Andy Pearson is the producer of Fear and Loathing – one of the longest running punk fanzines available in the UK.
Please tell us a little something about the punk scene when you began Fear and Loathing and, what prompted you to start the fanzine? And, I have to ask about your choice of title!
I grew up in Canterbury so we were some distance from London, but there was still quite a large local 'punk' scene. People would talk about getting involved, either forming a band, arranging gigs or writing a fanzine, so I decided to contribute to a couple of local zines. One was called 'Detached' but only lasted for a couple of issues. The other one was 'Grim Humour', which had been set-up by some people I knew in Herne Bay. The first person I interviewed for GH was actually Mark E Smith, in 1983, which may sound a little daunting in retrospect, but he was actually very friendly and helpful at the time, even though my interview was probably very naive and amateurish! Anyway, I just carried on from there... Funnily enough, although the Eighties tend to have a bad reputation, musically-speaking, there was actually a lot of interesting and exciting music around, you just had to dig a bit deeper to find it. Some of the original punk bands and 'post-punk' bands were making great albums (The Fall, Wire, Killing Joke, etc) and from America, we were getting to hear some great hardcore bands and the early so-called 'noise' bands like Sonic Youth, Swans, Big Black etc. So there was plenty to listen to and write about. However, by the end of the Eighties, GH had started to take a different direction so I decided to start my own fanzine, just so that I could carry on writing about the things I was still interested in. So 'Fear & Loathing' started, the first issue being published in April 1989. The title actually came about more by accident than anything else. I'd actually finished writing the first issue and it was all-set to go to the printers, but I still hadn't thought of a name for it. As it happened, I'd just been reading 'The Curse of Lono' by Hunter S Thompson at the time, so the phrase 'Fear & Loathing' came to mind. I thought that would do the job, but as soon as I sent it to the printers, I started to think of much more suitable titles... 'Bitter & Twisted' would've been a good one, and I think 'The Definitive Rant' (from one of my favourite Fall lyrics) would be a great title for a fanzine. I am a fan of Hunter S Thompson but I've never particularly tried to emulate his writing or lifestyle, except for very occasional references. But 'Fear & Loathing' seemed like such a good indication of what we were up against, and as time goes on, that's probably more relevant than ever.
In what ways do you think the punk music scene has changed? And, how have punk fanzines reflected this change, if at all?
It all depends on what you define as 'punk'. As Stewart Home pointed out, you can talk about punk as an attitude (which has continually changed and developed) or punk as a style (eg, all the bands who have copied the Ramones or the first Clash album) which hasn't really changed very much. There are fans for both approaches, so it's all down to personal taste. I've got time for old and new music, as long as I still enjoy it. As far as the fanzine goes, I've always just tried to cover things that interest me, so that can include anyone from The Damned or The Buzzcocks, through the likes of Wire and The Residents, all the way to the Beastie Boys or even Right said Fred ! And it's not just music ... one of the best interviews I've ever done was with the novelist Hubert Selby Jnr (I would actually like to include more non-music based interviews, but for some strange reason they always seem to be a lot more difficult to set-up...) Punk fanzines (and fanzines in general) are now much more diverse than ever, in both the subjects that they cover and the formats. Obviously, the advent of the internet has provided an outlet for a much wider range of people, and although it may have its' faults, I can only support the ability to distribute information on such a widespread basis. People can write about whatever they want, on whatever level they they choose. As long as they have something to say, then it's great that it's out there.

________

__Task instructions__
1 – In the interview with Andy Pearson, when was the first issue of Fear & Loathing published?
2 – Write out the Andy Pearson interview from "Please tell us" to "choice of title!", substituting "zine" for "fanzine".

__Records__
________

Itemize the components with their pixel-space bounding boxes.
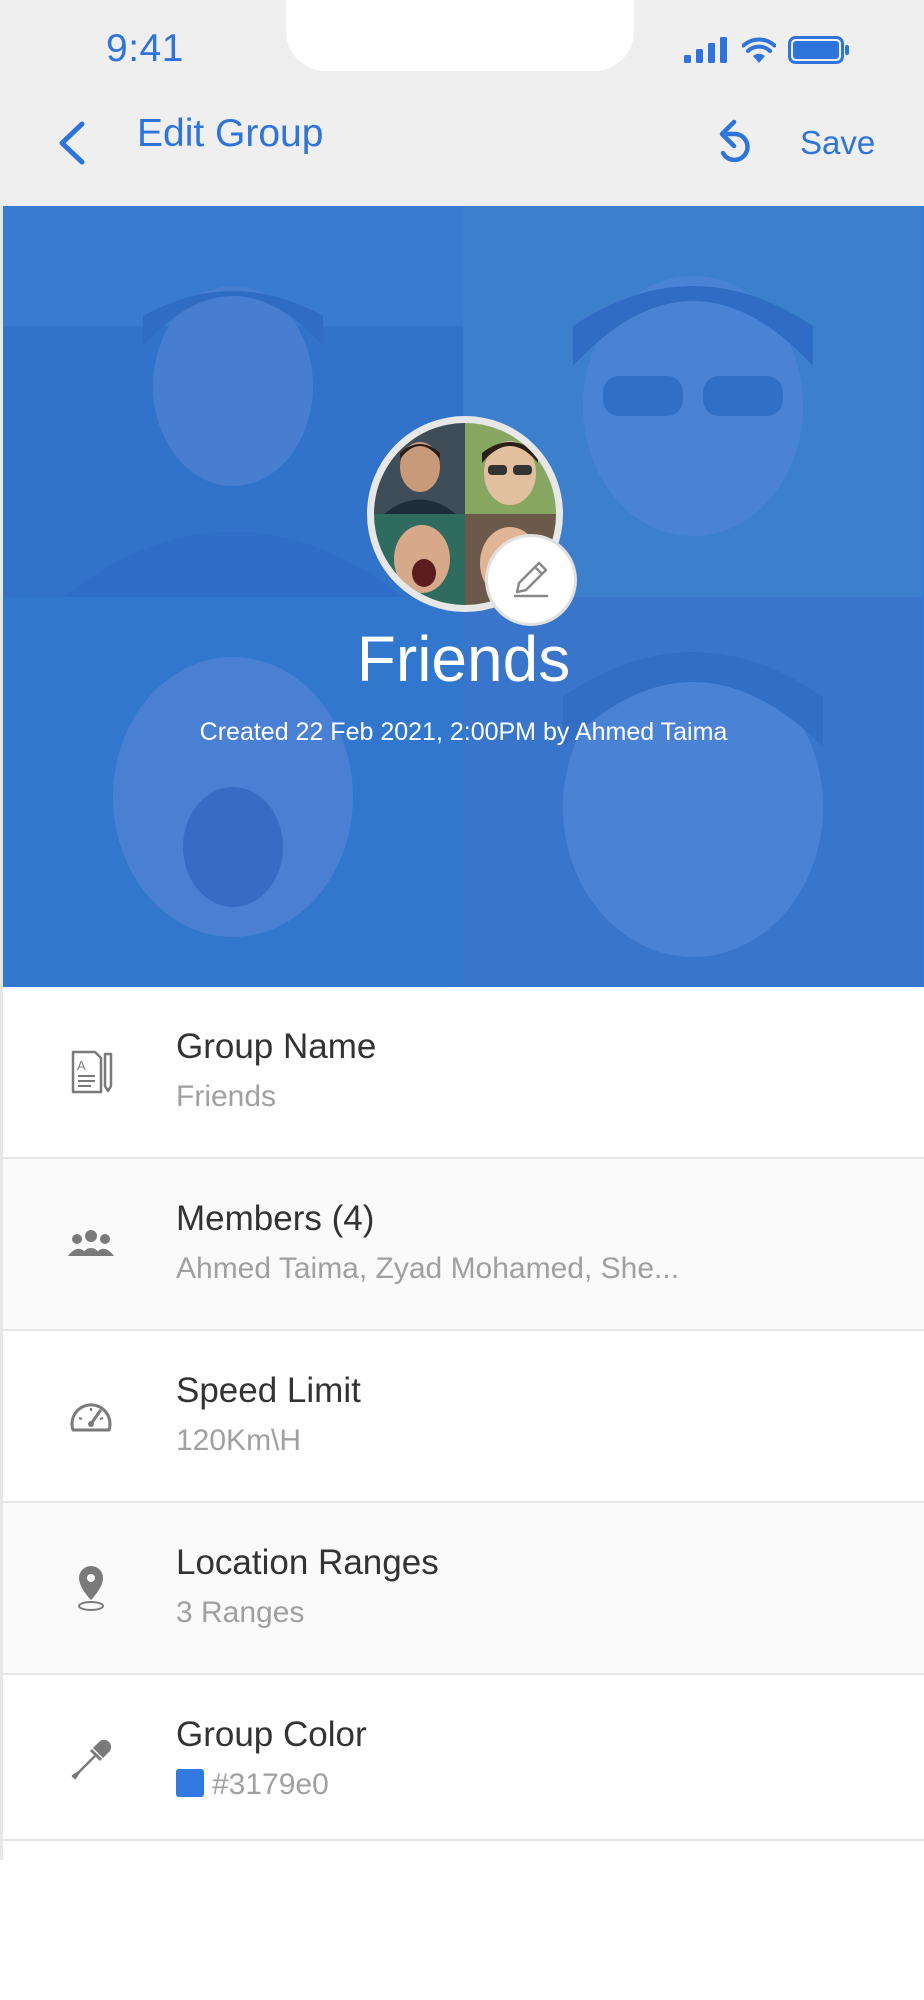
- row-value: 120Km\H: [176, 1424, 302, 1457]
- status-icons: [684, 36, 850, 69]
- color-swatch: [176, 1769, 204, 1797]
- nav-bar: Edit Group Save: [0, 92, 924, 206]
- members-icon: [66, 1219, 116, 1269]
- row-title: Members (4): [176, 1199, 375, 1238]
- group-name-row[interactable]: A Group Name Friends: [3, 987, 924, 1159]
- wifi-icon: [741, 37, 777, 68]
- row-title: Location Ranges: [176, 1543, 439, 1582]
- chevron-left-icon: [48, 121, 96, 176]
- group-color-value: #3179e0: [176, 1768, 329, 1802]
- eyedropper-icon: [66, 1735, 116, 1785]
- members-row[interactable]: Members (4) Ahmed Taima, Zyad Mohamed, S…: [3, 1159, 924, 1331]
- speedometer-icon: [66, 1391, 116, 1441]
- group-avatar-container: [367, 416, 577, 626]
- battery-icon: [788, 36, 850, 69]
- document-edit-icon: A: [66, 1047, 116, 1097]
- group-settings-list: A Group Name Friends Members (4) Ahmed T…: [3, 987, 924, 1841]
- group-created-info: Created 22 Feb 2021, 2:00PM by Ahmed Tai…: [199, 718, 728, 746]
- undo-icon: [710, 119, 762, 176]
- row-value: Friends: [176, 1080, 277, 1113]
- row-value: Ahmed Taima, Zyad Mohamed, She...: [176, 1252, 680, 1285]
- back-button[interactable]: [48, 112, 96, 172]
- group-color-row[interactable]: Group Color #3179e0: [3, 1675, 924, 1841]
- row-title: Speed Limit: [176, 1371, 361, 1410]
- edit-photo-button[interactable]: [485, 534, 577, 626]
- group-name-heading: Friends: [356, 623, 571, 695]
- row-title: Group Name: [176, 1027, 377, 1066]
- device-notch: [286, 0, 634, 71]
- svg-text:A: A: [77, 1058, 86, 1073]
- undo-button[interactable]: [710, 112, 762, 172]
- pencil-icon: [509, 556, 553, 605]
- status-time: 9:41: [106, 27, 184, 70]
- signal-icon: [684, 37, 730, 68]
- status-bar: 9:41: [0, 0, 924, 92]
- edit-group-screen: 9:41 Edit Group Save Friends Created 22 …: [0, 0, 924, 2000]
- group-color-hex: #3179e0: [212, 1768, 329, 1801]
- save-button[interactable]: Save: [800, 124, 875, 162]
- location-pin-icon: [66, 1563, 116, 1613]
- row-title: Group Color: [176, 1715, 367, 1754]
- location-ranges-row[interactable]: Location Ranges 3 Ranges: [3, 1503, 924, 1675]
- group-header: Friends Created 22 Feb 2021, 2:00PM by A…: [3, 206, 924, 987]
- speed-limit-row[interactable]: Speed Limit 120Km\H: [3, 1331, 924, 1503]
- page-title: Edit Group: [137, 112, 324, 155]
- row-value: 3 Ranges: [176, 1596, 305, 1629]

________

__Per-task outputs__
1 – April 1989

2 –
Please tell us a little something about the punk scene when you began Fear and Loathing and, what prompted you to start the zine? And, I have to ask about your choice of title!